### Items from a data source
· · · ·

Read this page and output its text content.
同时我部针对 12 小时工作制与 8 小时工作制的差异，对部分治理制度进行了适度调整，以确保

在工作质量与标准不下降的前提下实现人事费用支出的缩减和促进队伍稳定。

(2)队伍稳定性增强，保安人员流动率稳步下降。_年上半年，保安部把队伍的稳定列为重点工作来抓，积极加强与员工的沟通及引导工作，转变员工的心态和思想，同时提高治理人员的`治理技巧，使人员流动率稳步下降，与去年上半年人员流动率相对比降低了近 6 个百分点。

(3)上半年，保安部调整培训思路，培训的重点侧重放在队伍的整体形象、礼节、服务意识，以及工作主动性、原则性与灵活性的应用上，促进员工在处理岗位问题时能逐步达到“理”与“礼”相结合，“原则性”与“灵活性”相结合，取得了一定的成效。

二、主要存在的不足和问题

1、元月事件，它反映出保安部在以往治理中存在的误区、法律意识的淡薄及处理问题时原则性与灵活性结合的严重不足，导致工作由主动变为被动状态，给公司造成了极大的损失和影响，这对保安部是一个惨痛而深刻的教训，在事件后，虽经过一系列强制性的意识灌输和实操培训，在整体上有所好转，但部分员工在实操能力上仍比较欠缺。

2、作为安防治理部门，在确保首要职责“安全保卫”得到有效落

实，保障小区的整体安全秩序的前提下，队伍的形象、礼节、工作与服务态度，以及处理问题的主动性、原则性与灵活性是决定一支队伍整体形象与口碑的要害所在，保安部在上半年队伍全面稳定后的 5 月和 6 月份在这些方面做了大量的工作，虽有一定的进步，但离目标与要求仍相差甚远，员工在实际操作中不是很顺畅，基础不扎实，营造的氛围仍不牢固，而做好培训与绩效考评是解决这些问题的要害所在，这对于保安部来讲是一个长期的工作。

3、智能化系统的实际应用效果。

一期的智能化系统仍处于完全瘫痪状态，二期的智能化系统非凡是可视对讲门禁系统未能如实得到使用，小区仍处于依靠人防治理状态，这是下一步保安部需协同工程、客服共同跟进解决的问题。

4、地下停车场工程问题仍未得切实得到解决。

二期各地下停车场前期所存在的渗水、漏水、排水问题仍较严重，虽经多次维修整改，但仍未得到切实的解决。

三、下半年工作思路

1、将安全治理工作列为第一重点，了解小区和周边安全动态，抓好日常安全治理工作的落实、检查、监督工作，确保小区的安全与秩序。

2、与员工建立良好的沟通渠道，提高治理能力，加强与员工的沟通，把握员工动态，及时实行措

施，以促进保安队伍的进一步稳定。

· · · ·

### Description of the task
Repeat the records above in full, character for character.

### Answer to the task
Read this page and output its text content.
同时我部针对 12 小时工作制与 8 小时工作制的差异，对部分治理制度进行了适度调整，以确保

在工作质量与标准不下降的前提下实现人事费用支出的缩减和促进队伍稳定。

(2)队伍稳定性增强，保安人员流动率稳步下降。_年上半年，保安部把队伍的稳定列为重点工作来抓，积极加强与员工的沟通及引导工作，转变员工的心态和思想，同时提高治理人员的`治理技巧，使人员流动率稳步下降，与去年上半年人员流动率相对比降低了近 6 个百分点。

(3)上半年，保安部调整培训思路，培训的重点侧重放在队伍的整体形象、礼节、服务意识，以及工作主动性、原则性与灵活性的应用上，促进员工在处理岗位问题时能逐步达到“理”与“礼”相结合，“原则性”与“灵活性”相结合，取得了一定的成效。

二、主要存在的不足和问题

1、元月事件，它反映出保安部在以往治理中存在的误区、法律意识的淡薄及处理问题时原则性与灵活性结合的严重不足，导致工作由主动变为被动状态，给公司造成了极大的损失和影响，这对保安部是一个惨痛而深刻的教训，在事件后，虽经过一系列强制性的意识灌输和实操培训，在整体上有所好转，但部分员工在实操能力上仍比较欠缺。

2、作为安防治理部门，在确保首要职责“安全保卫”得到有效落

实，保障小区的整体安全秩序的前提下，队伍的形象、礼节、工作与服务态度，以及处理问题的主动性、原则性与灵活性是决定一支队伍整体形象与口碑的要害所在，保安部在上半年队伍全面稳定后的 5 月和 6 月份在这些方面做了大量的工作，虽有一定的进步，但离目标与要求仍相差甚远，员工在实际操作中不是很顺畅，基础不扎实，营造的氛围仍不牢固，而做好培训与绩效考评是解决这些问题的要害所在，这对于保安部来讲是一个长期的工作。

3、智能化系统的实际应用效果。

一期的智能化系统仍处于完全瘫痪状态，二期的智能化系统非凡是可视对讲门禁系统未能如实得到使用，小区仍处于依靠人防治理状态，这是下一步保安部需协同工程、客服共同跟进解决的问题。

4、地下停车场工程问题仍未得切实得到解决。

二期各地下停车场前期所存在的渗水、漏水、排水问题仍较严重，虽经多次维修整改，但仍未得到切实的解决。

三、下半年工作思路

1、将安全治理工作列为第一重点，了解小区和周边安全动态，抓好日常安全治理工作的落实、检查、监督工作，确保小区的安全与秩序。

2、与员工建立良好的沟通渠道，提高治理能力，加强与员工的沟通，把握员工动态，及时实行措

施，以促进保安队伍的进一步稳定。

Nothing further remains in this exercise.